Locate every line that holds the string "this" and copy it.

++++++++++++++++++++

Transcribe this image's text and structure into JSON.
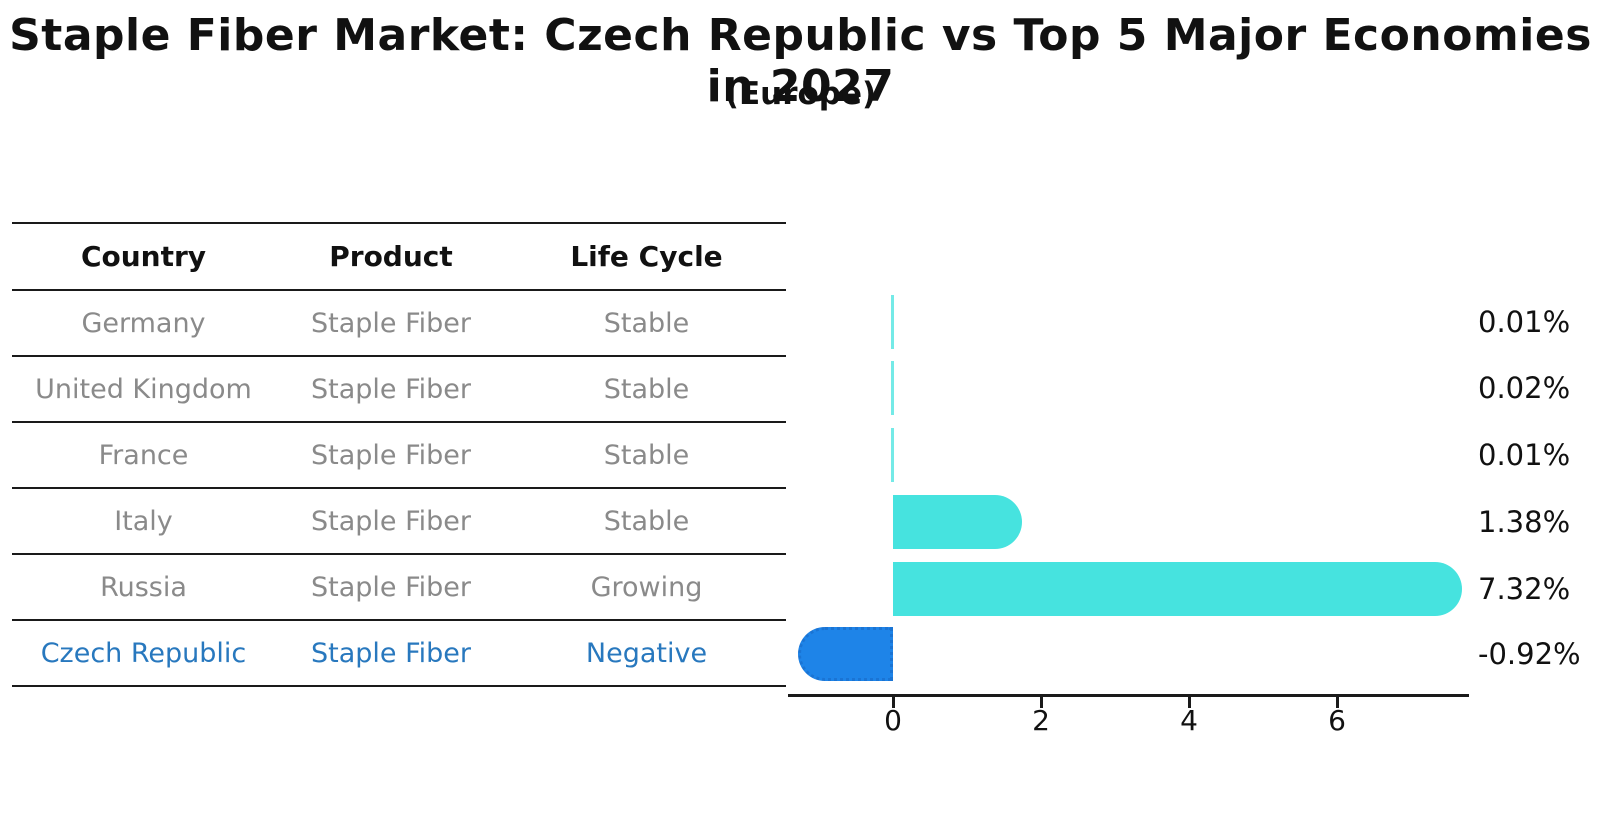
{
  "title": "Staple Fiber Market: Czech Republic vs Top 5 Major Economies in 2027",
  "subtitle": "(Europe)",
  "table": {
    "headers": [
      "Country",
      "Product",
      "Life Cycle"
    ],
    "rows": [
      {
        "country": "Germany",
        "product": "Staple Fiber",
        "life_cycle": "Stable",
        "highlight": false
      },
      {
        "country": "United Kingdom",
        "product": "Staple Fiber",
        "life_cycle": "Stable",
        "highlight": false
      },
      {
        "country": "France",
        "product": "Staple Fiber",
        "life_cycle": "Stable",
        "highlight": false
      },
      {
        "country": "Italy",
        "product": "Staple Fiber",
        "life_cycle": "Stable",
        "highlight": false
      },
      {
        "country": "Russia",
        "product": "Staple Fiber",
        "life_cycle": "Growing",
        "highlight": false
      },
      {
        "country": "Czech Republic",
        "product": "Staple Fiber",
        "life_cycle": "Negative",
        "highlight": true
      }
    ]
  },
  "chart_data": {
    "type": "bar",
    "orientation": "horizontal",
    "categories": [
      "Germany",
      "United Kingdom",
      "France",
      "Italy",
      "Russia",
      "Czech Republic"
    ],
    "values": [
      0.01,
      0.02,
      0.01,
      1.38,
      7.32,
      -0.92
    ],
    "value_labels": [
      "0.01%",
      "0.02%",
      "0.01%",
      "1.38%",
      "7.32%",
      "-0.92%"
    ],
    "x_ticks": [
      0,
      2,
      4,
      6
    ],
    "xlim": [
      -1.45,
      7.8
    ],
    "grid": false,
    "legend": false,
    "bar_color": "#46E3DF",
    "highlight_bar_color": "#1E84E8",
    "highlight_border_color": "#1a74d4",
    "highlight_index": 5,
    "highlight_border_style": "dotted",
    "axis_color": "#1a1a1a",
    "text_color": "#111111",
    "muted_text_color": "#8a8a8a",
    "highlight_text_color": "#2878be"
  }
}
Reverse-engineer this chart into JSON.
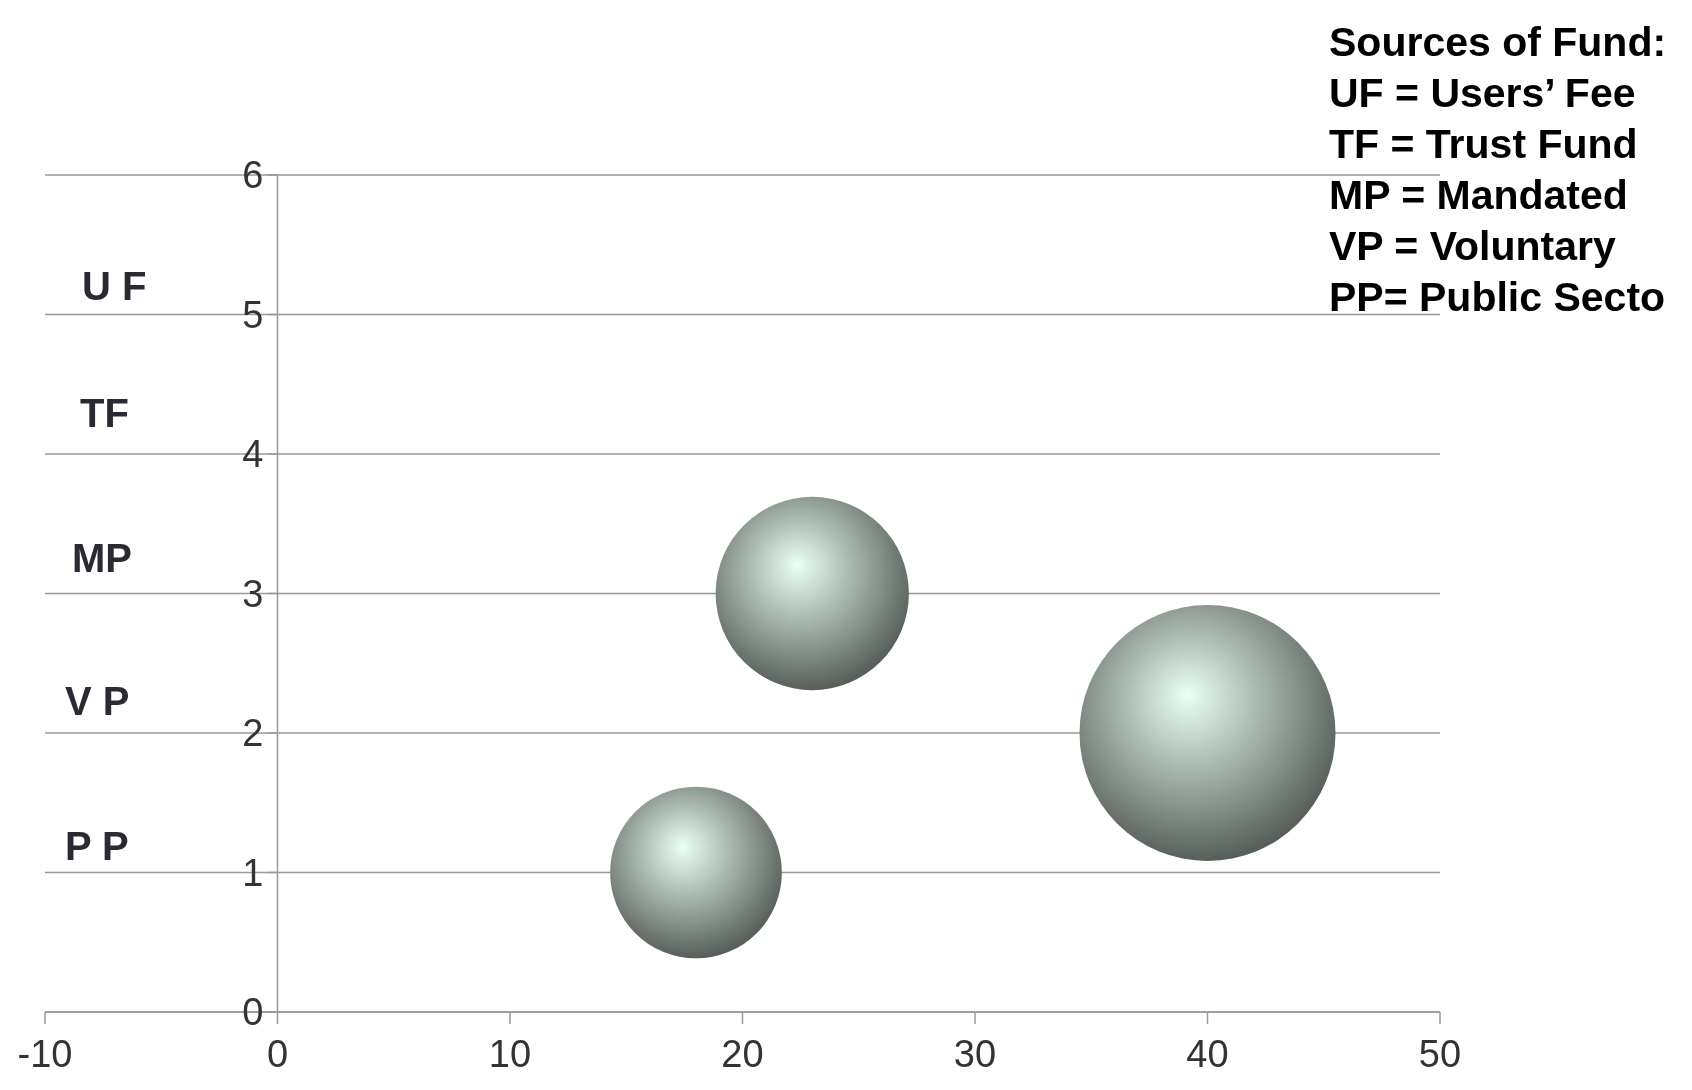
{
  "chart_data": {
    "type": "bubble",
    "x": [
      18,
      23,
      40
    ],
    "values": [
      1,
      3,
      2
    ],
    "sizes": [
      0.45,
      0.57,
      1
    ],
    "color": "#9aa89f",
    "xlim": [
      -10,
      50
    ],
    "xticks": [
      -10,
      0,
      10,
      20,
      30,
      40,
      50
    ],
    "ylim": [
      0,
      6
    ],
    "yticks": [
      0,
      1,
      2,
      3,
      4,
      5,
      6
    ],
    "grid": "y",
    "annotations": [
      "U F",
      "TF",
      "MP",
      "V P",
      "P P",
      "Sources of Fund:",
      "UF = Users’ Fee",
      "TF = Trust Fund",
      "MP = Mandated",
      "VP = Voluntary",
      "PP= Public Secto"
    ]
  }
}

++++++++++++++++++++

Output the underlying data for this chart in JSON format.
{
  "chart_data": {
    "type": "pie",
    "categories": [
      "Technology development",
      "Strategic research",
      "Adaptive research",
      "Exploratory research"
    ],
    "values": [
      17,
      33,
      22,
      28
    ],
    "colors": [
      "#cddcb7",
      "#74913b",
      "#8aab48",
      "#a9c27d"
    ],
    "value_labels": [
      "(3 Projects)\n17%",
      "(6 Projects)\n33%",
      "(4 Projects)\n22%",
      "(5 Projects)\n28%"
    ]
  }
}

++++++++++++++++++++

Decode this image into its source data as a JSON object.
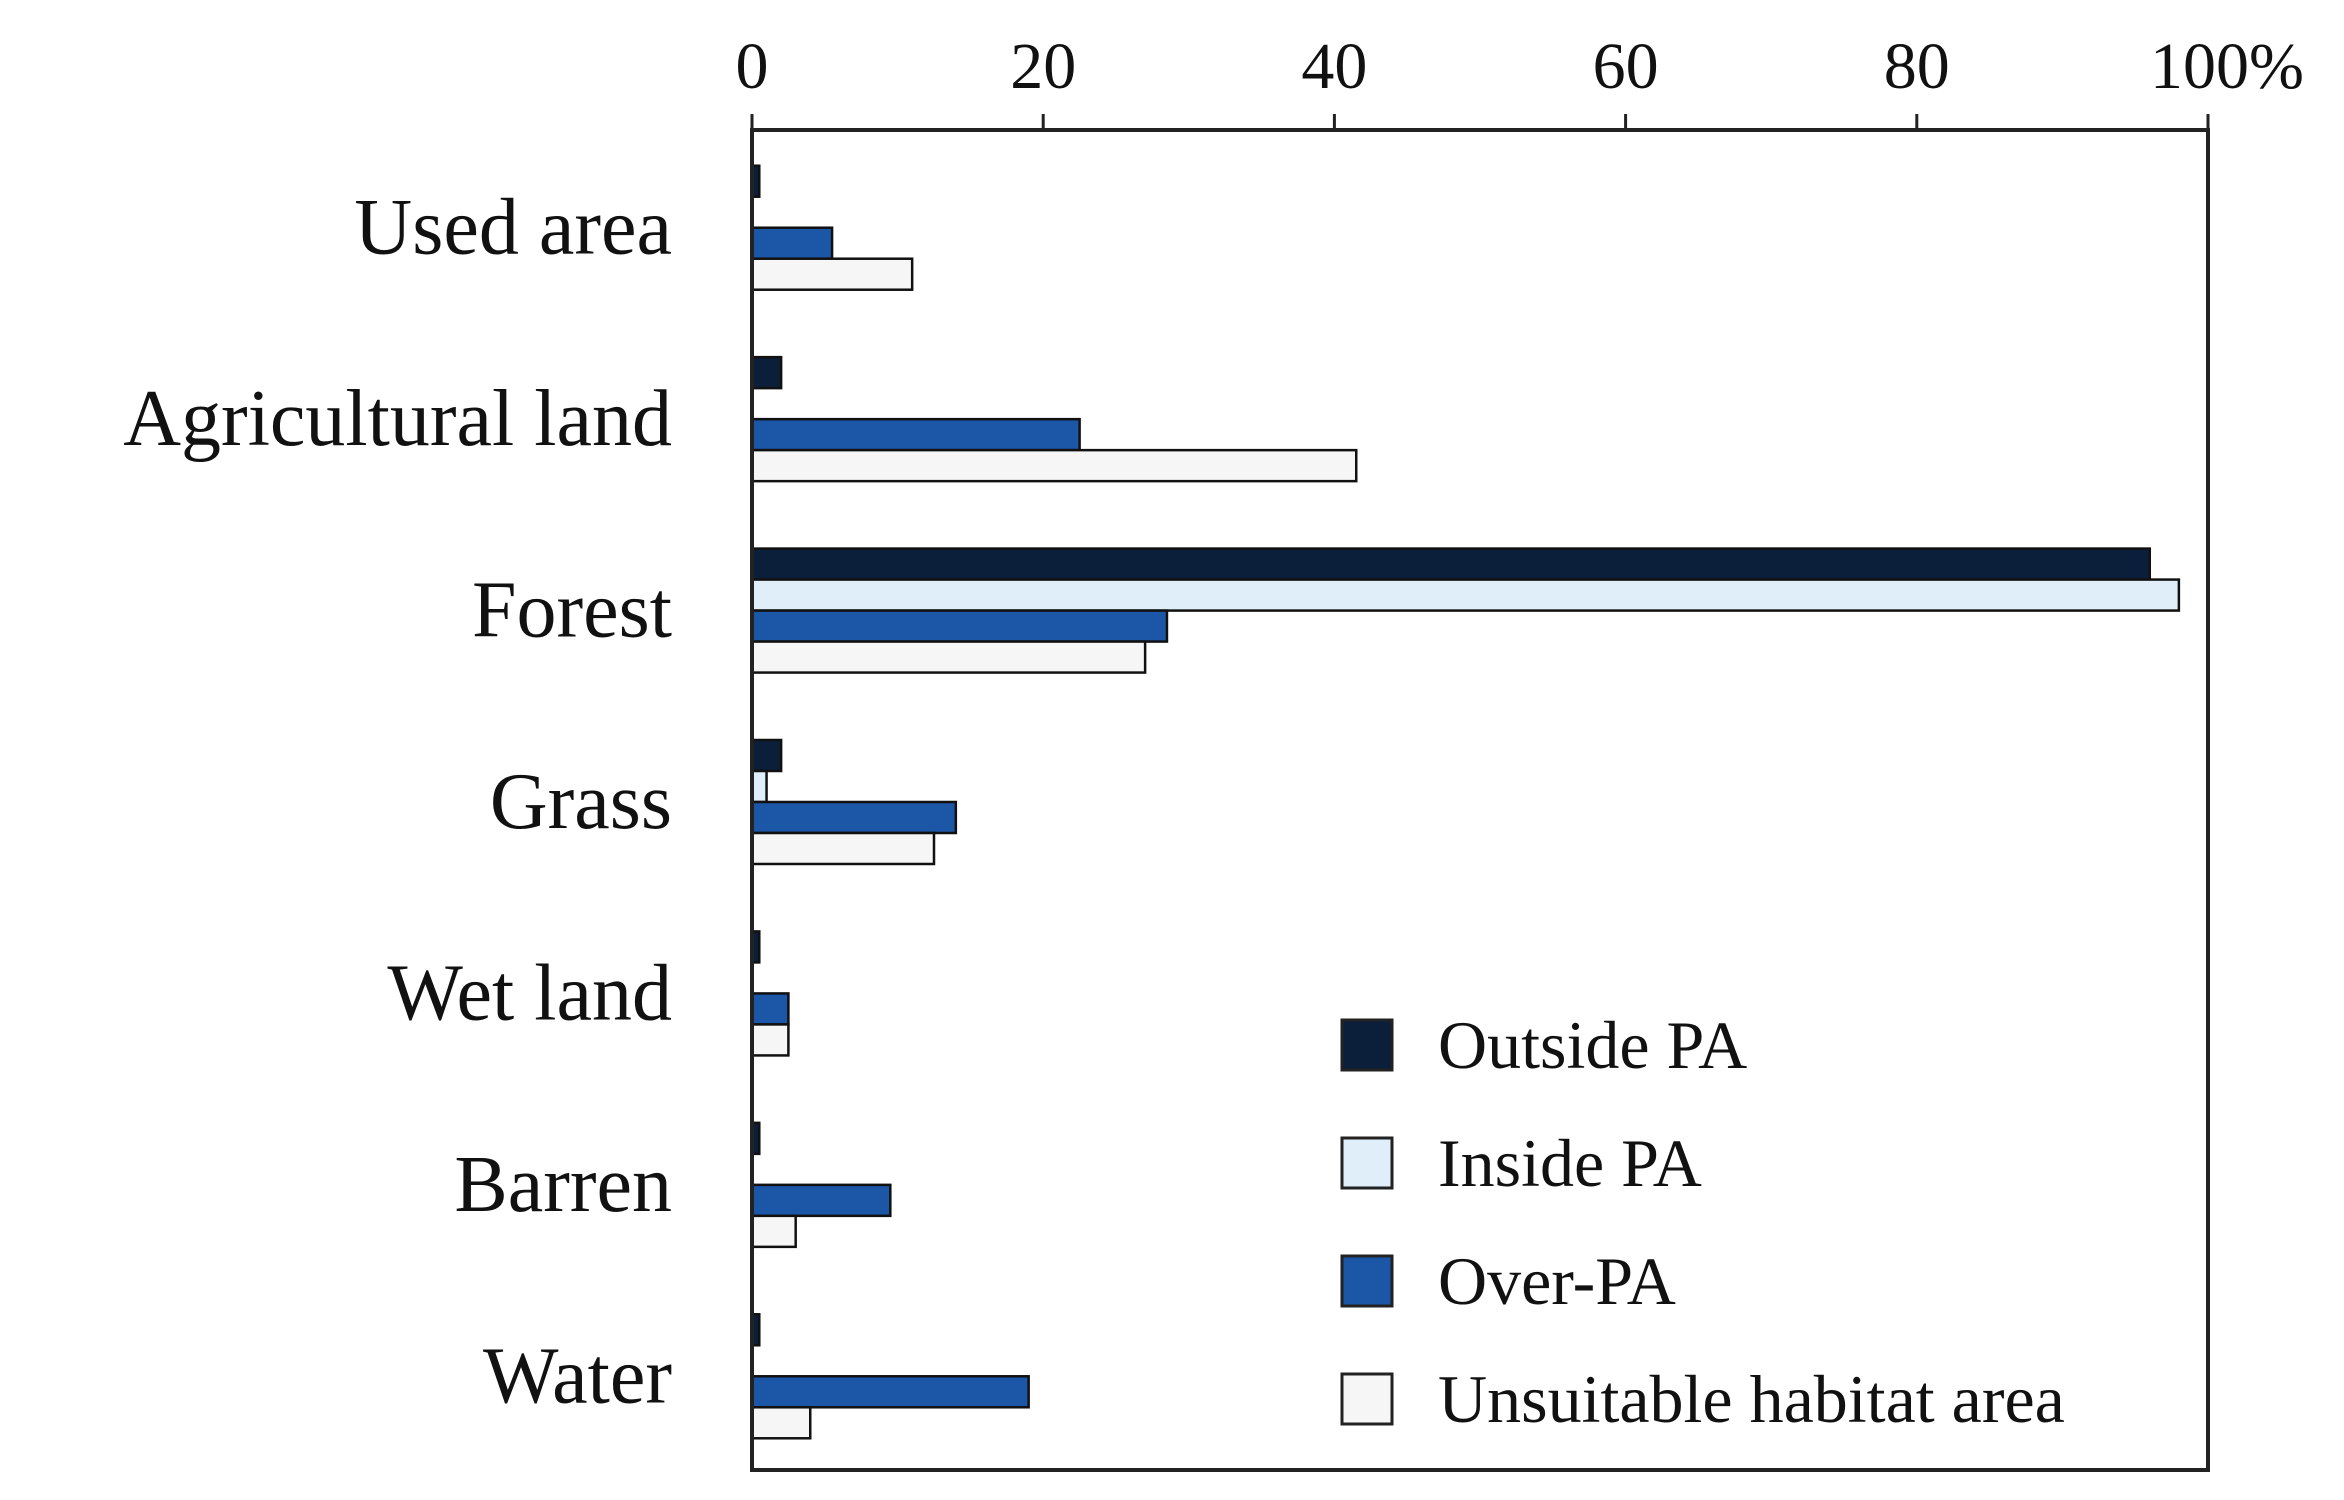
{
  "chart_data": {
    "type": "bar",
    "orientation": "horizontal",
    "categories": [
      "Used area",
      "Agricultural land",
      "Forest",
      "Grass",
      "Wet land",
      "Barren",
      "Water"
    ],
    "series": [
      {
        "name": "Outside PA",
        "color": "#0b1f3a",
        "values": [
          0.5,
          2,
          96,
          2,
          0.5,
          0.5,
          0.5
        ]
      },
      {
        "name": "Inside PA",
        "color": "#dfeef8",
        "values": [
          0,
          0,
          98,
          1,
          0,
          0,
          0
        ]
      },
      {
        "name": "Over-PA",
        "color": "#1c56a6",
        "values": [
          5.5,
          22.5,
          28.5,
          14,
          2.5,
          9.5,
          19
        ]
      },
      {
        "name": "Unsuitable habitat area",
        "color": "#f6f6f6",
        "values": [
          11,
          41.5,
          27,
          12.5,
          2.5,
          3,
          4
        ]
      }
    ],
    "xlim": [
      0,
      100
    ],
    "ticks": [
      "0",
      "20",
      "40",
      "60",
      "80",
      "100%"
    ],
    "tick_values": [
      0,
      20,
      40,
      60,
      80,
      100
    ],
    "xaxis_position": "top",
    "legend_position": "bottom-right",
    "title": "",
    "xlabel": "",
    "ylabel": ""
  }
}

++++++++++++++++++++

- Correct response:
Transcribe this image's text and structure into JSON.
Reverse-engineer this chart into JSON.
Output the underlying data for this chart in JSON format.
Decode this image into its source data as a JSON object.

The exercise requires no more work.